SUPPLIED PASSAGE ->
>> START

Saturday, October 25, 2008

Virginia Creeper

Autumn has now definitely arrived, although temperatures are still very high for the time of year and you can still go out without a coat. But the trees are starting to change colour, and the Virginia Creeper (Parthenocissus quinquefolia) is glorious at the moment.

I love Virginia Creeper. My grandparents used it in their garden to hide the area where they kept the dustbin, and here in Milan it's very common on balconies. People grow it up wires and trellises at the front of the balcony, to shield the house from both the summer sun and the eyes of the neighbours in the buiding opposite. I don't have any, because it would take too much space away from the other things, but I enjoy watching my neighbours' vines turning to brilliant vermilion every winter. Our caretaker, who has to sweep the fallen leaves off the path every morning, may well have a different opinion.

On a balcony it's relatively easy to keep under control, but in a garden it can run riot if you don't cut it back. It can grow to 50 feet, and once established is almost impossible to get rid of, as it spreads from rhizomes. It's quite happy anywhere in zones 3-10 too, so don't bother hoping the weather will do the job for you. If you plant it, you've got to be willing to love it.

On the canal which runs close to us, it's started growing wild. The local authorities always used to keep the canal banks tidied, but in the past few years they've been left to their own devices. And nature has just taken over. The Robinias are leaning drunkenly into the water, with Virginia Creeper wound insidiously around trunks and branches, then drooping downwards so that it almost obscures the tree completely.

Will it eventually kill off the trees if it's not kept under control? The web seems divided, with some sources saying that it will deprive the trees of light and kill them that way, and others saying no, they'll co-exist quite happily.

While I was browsing though, and trying to find out, I came across this bit of information on the meaning of the name at :

Parthenocissus is a backward translation (and a rather lame one, frankly) from the English, with a healthy dose of poetic license. Partheno- means "virgin" (as in "Virginia") and cissus translates as "ivy."

If you weren't already convinced that Latin names are crazy, that should just about do it I reckon.

>> END

(Image-based layout entries)
>> START

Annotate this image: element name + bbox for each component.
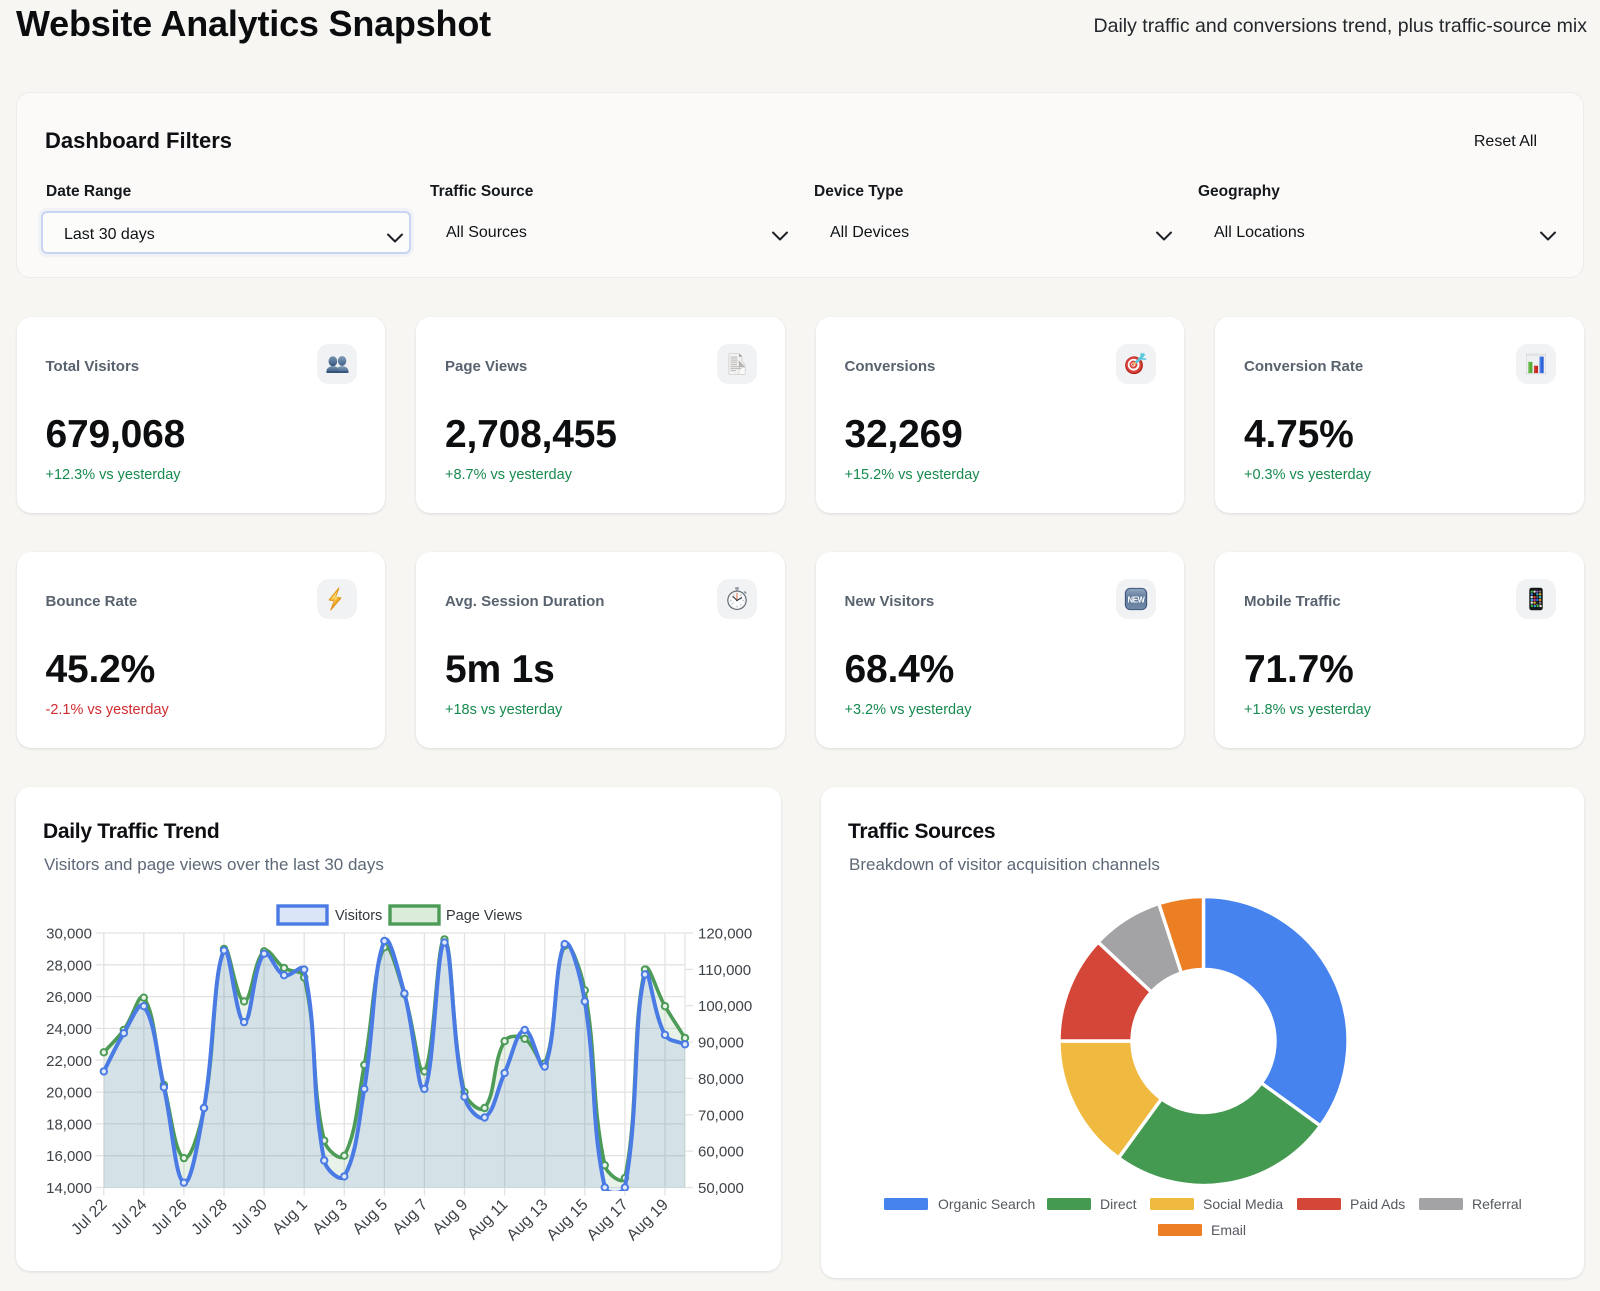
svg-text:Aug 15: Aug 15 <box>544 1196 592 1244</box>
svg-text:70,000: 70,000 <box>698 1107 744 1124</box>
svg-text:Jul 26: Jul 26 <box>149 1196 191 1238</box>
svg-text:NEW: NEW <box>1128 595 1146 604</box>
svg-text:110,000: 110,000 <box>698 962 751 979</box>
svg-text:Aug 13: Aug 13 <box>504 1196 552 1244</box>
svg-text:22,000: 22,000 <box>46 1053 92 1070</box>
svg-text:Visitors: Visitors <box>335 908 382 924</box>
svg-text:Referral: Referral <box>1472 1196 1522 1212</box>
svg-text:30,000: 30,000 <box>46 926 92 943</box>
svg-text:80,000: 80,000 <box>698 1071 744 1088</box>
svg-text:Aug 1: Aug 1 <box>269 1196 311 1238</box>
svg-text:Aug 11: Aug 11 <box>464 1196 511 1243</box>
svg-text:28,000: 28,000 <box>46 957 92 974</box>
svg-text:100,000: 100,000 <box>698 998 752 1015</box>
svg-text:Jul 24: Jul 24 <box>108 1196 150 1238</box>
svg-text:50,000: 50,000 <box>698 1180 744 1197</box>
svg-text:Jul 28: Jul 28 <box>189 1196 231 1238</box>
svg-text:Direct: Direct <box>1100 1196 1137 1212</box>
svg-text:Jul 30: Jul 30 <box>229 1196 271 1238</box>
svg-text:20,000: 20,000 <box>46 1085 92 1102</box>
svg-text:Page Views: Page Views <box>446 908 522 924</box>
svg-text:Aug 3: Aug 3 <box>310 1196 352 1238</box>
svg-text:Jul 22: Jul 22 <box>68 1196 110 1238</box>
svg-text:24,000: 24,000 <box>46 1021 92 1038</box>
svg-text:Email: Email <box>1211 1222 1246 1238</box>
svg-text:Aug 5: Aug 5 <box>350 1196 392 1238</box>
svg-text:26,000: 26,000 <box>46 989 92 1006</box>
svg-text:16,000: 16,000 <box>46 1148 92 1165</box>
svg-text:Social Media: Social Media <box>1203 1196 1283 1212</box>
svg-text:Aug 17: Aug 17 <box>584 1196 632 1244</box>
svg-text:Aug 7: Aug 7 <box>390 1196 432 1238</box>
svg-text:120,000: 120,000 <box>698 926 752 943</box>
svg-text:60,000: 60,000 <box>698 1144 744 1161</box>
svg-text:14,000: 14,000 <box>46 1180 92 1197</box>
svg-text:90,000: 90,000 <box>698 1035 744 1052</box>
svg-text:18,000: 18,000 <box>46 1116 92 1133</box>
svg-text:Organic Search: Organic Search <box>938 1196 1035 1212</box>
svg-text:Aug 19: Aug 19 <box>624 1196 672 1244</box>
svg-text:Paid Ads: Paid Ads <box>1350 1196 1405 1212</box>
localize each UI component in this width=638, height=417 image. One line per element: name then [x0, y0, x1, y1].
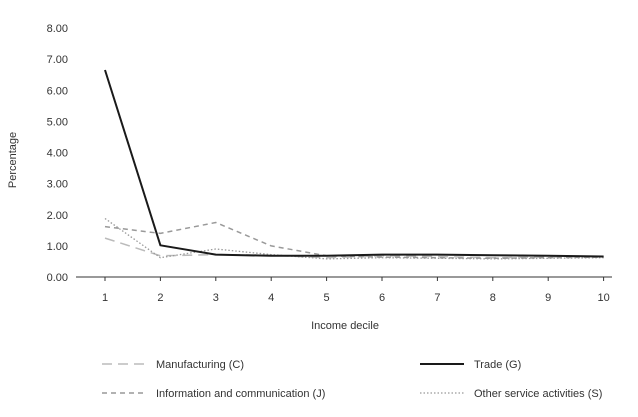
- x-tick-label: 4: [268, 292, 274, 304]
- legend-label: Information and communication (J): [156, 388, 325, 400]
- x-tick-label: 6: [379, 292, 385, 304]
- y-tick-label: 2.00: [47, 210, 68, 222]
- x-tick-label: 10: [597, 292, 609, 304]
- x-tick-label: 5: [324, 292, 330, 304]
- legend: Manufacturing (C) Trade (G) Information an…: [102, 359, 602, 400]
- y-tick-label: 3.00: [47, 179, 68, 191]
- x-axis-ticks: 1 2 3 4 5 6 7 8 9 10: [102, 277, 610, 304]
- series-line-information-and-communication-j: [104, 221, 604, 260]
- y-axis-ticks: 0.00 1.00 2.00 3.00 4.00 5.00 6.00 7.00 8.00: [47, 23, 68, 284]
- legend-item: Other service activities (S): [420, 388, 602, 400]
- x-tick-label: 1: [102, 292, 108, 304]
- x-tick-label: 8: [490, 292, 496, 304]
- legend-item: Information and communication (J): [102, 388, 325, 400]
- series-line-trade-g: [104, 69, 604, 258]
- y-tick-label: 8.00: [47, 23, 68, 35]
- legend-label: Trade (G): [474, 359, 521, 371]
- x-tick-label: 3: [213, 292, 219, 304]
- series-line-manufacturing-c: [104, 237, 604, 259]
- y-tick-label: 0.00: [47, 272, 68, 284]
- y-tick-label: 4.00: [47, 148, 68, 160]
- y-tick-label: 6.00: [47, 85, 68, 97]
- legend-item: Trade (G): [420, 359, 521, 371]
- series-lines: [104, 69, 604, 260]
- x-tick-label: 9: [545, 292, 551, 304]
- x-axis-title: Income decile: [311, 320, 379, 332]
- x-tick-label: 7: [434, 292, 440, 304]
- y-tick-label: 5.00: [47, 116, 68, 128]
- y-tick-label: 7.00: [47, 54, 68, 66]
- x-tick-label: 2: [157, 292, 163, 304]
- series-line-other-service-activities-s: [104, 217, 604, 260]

>> END

REQUIREMENT 1 -> Summarize the Virginia Creeper post in two sentences.
REQUIREMENT 2 -> In the Virginia Creeper post, what does the prefix Partheno- mean?
The listing was drawn from a different source than the Virginia Creeper post.

SOLUTION 1 -> Virginia Creeper is common on Milan balconies, where people grow it up wires and trellises to shield the house from summer sun and from neighbors' eyes, but in a garden it can grow to 50 feet and becomes almost impossible to get rid of once established. Along a nearby canal it has started growing wild around the Robinias, and web sources are divided on whether it will kill the trees.

SOLUTION 2 -> It means "virgin."